* Part of a data file:
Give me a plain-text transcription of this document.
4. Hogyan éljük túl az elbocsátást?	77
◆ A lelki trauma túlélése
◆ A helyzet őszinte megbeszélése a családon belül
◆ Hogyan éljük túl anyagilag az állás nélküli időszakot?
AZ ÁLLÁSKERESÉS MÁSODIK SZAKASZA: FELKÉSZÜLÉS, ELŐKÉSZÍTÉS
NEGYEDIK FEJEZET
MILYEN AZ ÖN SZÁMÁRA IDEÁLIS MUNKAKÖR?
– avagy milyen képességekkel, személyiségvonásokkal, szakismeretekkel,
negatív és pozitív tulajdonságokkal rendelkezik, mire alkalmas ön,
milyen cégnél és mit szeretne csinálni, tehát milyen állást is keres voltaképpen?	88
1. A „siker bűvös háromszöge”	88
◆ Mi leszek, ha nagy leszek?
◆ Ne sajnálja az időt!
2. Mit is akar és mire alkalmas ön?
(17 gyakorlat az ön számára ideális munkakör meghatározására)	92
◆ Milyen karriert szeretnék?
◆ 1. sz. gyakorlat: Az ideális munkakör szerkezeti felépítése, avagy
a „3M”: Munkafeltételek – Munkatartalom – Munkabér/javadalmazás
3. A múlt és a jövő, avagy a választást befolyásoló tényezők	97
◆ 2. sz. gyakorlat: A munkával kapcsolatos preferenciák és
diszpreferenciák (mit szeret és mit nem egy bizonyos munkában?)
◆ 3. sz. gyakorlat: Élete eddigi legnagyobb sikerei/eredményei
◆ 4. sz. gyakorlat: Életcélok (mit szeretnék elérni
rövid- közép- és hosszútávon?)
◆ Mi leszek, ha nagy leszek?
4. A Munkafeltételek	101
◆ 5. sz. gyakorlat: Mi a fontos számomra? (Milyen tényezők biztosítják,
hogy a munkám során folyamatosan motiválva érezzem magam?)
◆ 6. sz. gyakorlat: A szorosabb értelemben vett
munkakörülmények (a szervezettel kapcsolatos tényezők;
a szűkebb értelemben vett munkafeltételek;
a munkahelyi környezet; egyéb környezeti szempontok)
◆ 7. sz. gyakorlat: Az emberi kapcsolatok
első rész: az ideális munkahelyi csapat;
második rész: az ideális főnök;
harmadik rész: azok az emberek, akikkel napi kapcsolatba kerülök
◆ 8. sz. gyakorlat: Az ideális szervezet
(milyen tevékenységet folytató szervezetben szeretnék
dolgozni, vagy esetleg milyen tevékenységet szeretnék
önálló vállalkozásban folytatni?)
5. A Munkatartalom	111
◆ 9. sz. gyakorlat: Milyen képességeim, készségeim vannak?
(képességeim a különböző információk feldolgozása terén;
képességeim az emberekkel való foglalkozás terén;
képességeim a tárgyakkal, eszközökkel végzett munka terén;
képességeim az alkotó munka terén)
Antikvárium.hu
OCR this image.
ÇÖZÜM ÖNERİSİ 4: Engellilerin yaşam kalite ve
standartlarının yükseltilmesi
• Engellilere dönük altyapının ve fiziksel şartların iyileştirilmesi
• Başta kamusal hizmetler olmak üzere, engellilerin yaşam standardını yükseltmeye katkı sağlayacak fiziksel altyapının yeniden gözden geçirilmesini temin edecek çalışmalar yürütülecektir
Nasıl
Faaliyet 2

* Goal: Retype the data exactly as given.

* Solution for this task:
Give me a plain-text transcription of this document.
4. Hogyan éljük túl az elbocsátást?	77
◆ A lelki trauma túlélése
◆ A helyzet őszinte megbeszélése a családon belül
◆ Hogyan éljük túl anyagilag az állás nélküli időszakot?
AZ ÁLLÁSKERESÉS MÁSODIK SZAKASZA: FELKÉSZÜLÉS, ELŐKÉSZÍTÉS
NEGYEDIK FEJEZET
MILYEN AZ ÖN SZÁMÁRA IDEÁLIS MUNKAKÖR?
– avagy milyen képességekkel, személyiségvonásokkal, szakismeretekkel,
negatív és pozitív tulajdonságokkal rendelkezik, mire alkalmas ön,
milyen cégnél és mit szeretne csinálni, tehát milyen állást is keres voltaképpen?	88
1. A „siker bűvös háromszöge”	88
◆ Mi leszek, ha nagy leszek?
◆ Ne sajnálja az időt!
2. Mit is akar és mire alkalmas ön?
(17 gyakorlat az ön számára ideális munkakör meghatározására)	92
◆ Milyen karriert szeretnék?
◆ 1. sz. gyakorlat: Az ideális munkakör szerkezeti felépítése, avagy
a „3M”: Munkafeltételek – Munkatartalom – Munkabér/javadalmazás
3. A múlt és a jövő, avagy a választást befolyásoló tényezők	97
◆ 2. sz. gyakorlat: A munkával kapcsolatos preferenciák és
diszpreferenciák (mit szeret és mit nem egy bizonyos munkában?)
◆ 3. sz. gyakorlat: Élete eddigi legnagyobb sikerei/eredményei
◆ 4. sz. gyakorlat: Életcélok (mit szeretnék elérni
rövid- közép- és hosszútávon?)
◆ Mi leszek, ha nagy leszek?
4. A Munkafeltételek	101
◆ 5. sz. gyakorlat: Mi a fontos számomra? (Milyen tényezők biztosítják,
hogy a munkám során folyamatosan motiválva érezzem magam?)
◆ 6. sz. gyakorlat: A szorosabb értelemben vett
munkakörülmények (a szervezettel kapcsolatos tényezők;
a szűkebb értelemben vett munkafeltételek;
a munkahelyi környezet; egyéb környezeti szempontok)
◆ 7. sz. gyakorlat: Az emberi kapcsolatok
első rész: az ideális munkahelyi csapat;
második rész: az ideális főnök;
harmadik rész: azok az emberek, akikkel napi kapcsolatba kerülök
◆ 8. sz. gyakorlat: Az ideális szervezet
(milyen tevékenységet folytató szervezetben szeretnék
dolgozni, vagy esetleg milyen tevékenységet szeretnék
önálló vállalkozásban folytatni?)
5. A Munkatartalom	111
◆ 9. sz. gyakorlat: Milyen képességeim, készségeim vannak?
(képességeim a különböző információk feldolgozása terén;
képességeim az emberekkel való foglalkozás terén;
képességeim a tárgyakkal, eszközökkel végzett munka terén;
képességeim az alkotó munka terén)
Antikvárium.hu
OCR this image.
ÇÖZÜM ÖNERİSİ 4: Engellilerin yaşam kalite ve
standartlarının yükseltilmesi
• Engellilere dönük altyapının ve fiziksel şartların iyileştirilmesi
• Başta kamusal hizmetler olmak üzere, engellilerin yaşam standardını yükseltmeye katkı sağlayacak fiziksel altyapının yeniden gözden geçirilmesini temin edecek çalışmalar yürütülecektir
Nasıl
Faaliyet 2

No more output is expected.